- _WHAT TO PRODUCE_: Write out again only the lines between the one with "OCR this image." and the end of the records below, both ends counted, and don't include the pictures.

- _PROVIDED ENTRIES_:
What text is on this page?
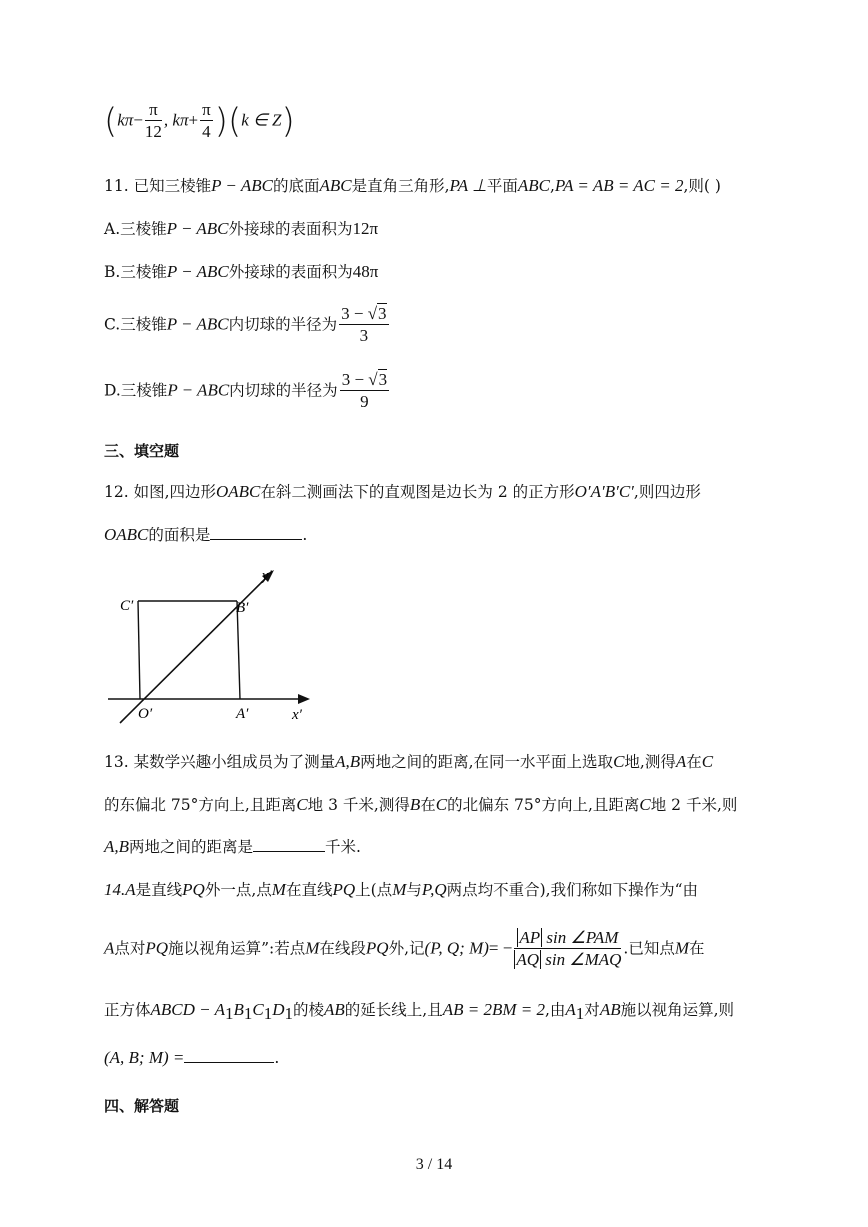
($k\pi- \frac{\pi}{12}$ , $k\pi+ \frac{\pi}{4} )(k$ ∈ Z)
11. 已知三棱锥P − ABC的底面ABC是直角三角形,PA ⊥平面ABC,PA = AB = AC = 2,则( )
A.三棱锥P − ABC外接球的表面积为12π
B.三棱锥P − ABC外接球的表面积为48π
C.三棱锥P − ABC内切球的半径为 $\frac{3 - √3}{3}$
D.三棱锥P − ABC内切球的半径为 $\frac{3 - √3}{9}$
三、填空题
12. 如图,四边形OABC在斜二测画法下的直观图是边长为 2 的正方形O′A′B′C′,则四边形
OABC的面积是	.
C′	B′
O′	A′	x′
y′
13. 某数学兴趣小组成员为了测量A,B两地之间的距离,在同一水平面上选取C地,测得A在C
的东偏北 75°方向上,且距离C地 3 千米,测得B在C的北偏东 75°方向上,且距离C地 2 千米,则
A,B两地之间的距离是	千米.
14.A是直线PQ外一点,点M在直线PQ上(点M与P,Q两点均不重合),我们称如下操作为“由
A点对PQ施以视角运算”:若点M在线段PQ外,记(P, Q; $M)= - \frac{\text{AP sin ∠PAM}}{\text{AQ sin ∠MAQ}}$ .已知点M在
正方体ABCD − $A_1B_1C_1D_1$的棱AB的延长线上,且AB = 2BM = 2,由$A_1$对AB施以视角运算,则
(A, B; M) =	.
四、解答题
3 / 14
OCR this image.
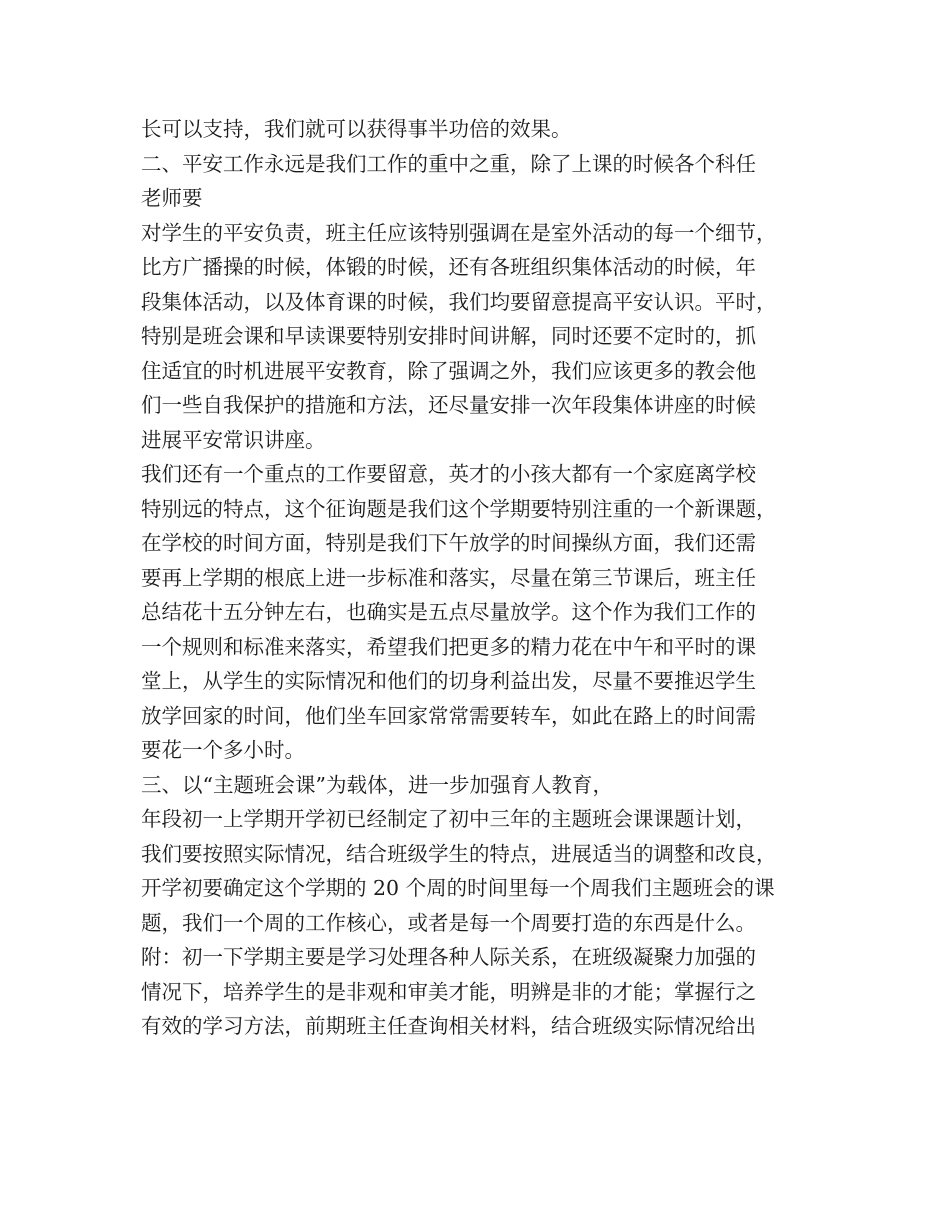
长可以支持，我们就可以获得事半功倍的效果。
二、平安工作永远是我们工作的重中之重，除了上课的时候各个科任
老师要
对学生的平安负责，班主任应该特别强调在是室外活动的每一个细节，
比方广播操的时候，体锻的时候，还有各班组织集体活动的时候，年
段集体活动，以及体育课的时候，我们均要留意提高平安认识。平时，
特别是班会课和早读课要特别安排时间讲解，同时还要不定时的，抓
住适宜的时机进展平安教育，除了强调之外，我们应该更多的教会他
们一些自我保护的措施和方法，还尽量安排一次年段集体讲座的时候
进展平安常识讲座。
我们还有一个重点的工作要留意，英才的小孩大都有一个家庭离学校
特别远的特点，这个征询题是我们这个学期要特别注重的一个新课题，
在学校的时间方面，特别是我们下午放学的时间操纵方面，我们还需
要再上学期的根底上进一步标准和落实，尽量在第三节课后，班主任
总结花十五分钟左右，也确实是五点尽量放学。这个作为我们工作的
一个规则和标准来落实，希望我们把更多的精力花在中午和平时的课
堂上，从学生的实际情况和他们的切身利益出发，尽量不要推迟学生
放学回家的时间，他们坐车回家常常需要转车，如此在路上的时间需
要花一个多小时。
三、以“主题班会课”为载体，进一步加强育人教育，
年段初一上学期开学初已经制定了初中三年的主题班会课课题计划，
我们要按照实际情况，结合班级学生的特点，进展适当的调整和改良，
开学初要确定这个学期的 20 个周的时间里每一个周我们主题班会的课
题，我们一个周的工作核心，或者是每一个周要打造的东西是什么。
附：初一下学期主要是学习处理各种人际关系，在班级凝聚力加强的
情况下，培养学生的是非观和审美才能，明辨是非的才能；掌握行之
有效的学习方法，前期班主任查询相关材料，结合班级实际情况给出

- _WRITTEN SOLUTION_:
OCR this image.
长可以支持，我们就可以获得事半功倍的效果。
二、平安工作永远是我们工作的重中之重，除了上课的时候各个科任
老师要
对学生的平安负责，班主任应该特别强调在是室外活动的每一个细节，
比方广播操的时候，体锻的时候，还有各班组织集体活动的时候，年
段集体活动，以及体育课的时候，我们均要留意提高平安认识。平时，
特别是班会课和早读课要特别安排时间讲解，同时还要不定时的，抓
住适宜的时机进展平安教育，除了强调之外，我们应该更多的教会他
们一些自我保护的措施和方法，还尽量安排一次年段集体讲座的时候
进展平安常识讲座。
我们还有一个重点的工作要留意，英才的小孩大都有一个家庭离学校
特别远的特点，这个征询题是我们这个学期要特别注重的一个新课题，
在学校的时间方面，特别是我们下午放学的时间操纵方面，我们还需
要再上学期的根底上进一步标准和落实，尽量在第三节课后，班主任
总结花十五分钟左右，也确实是五点尽量放学。这个作为我们工作的
一个规则和标准来落实，希望我们把更多的精力花在中午和平时的课
堂上，从学生的实际情况和他们的切身利益出发，尽量不要推迟学生
放学回家的时间，他们坐车回家常常需要转车，如此在路上的时间需
要花一个多小时。
三、以“主题班会课”为载体，进一步加强育人教育，
年段初一上学期开学初已经制定了初中三年的主题班会课课题计划，
我们要按照实际情况，结合班级学生的特点，进展适当的调整和改良，
开学初要确定这个学期的 20 个周的时间里每一个周我们主题班会的课
题，我们一个周的工作核心，或者是每一个周要打造的东西是什么。
附：初一下学期主要是学习处理各种人际关系，在班级凝聚力加强的
情况下，培养学生的是非观和审美才能，明辨是非的才能；掌握行之
有效的学习方法，前期班主任查询相关材料，结合班级实际情况给出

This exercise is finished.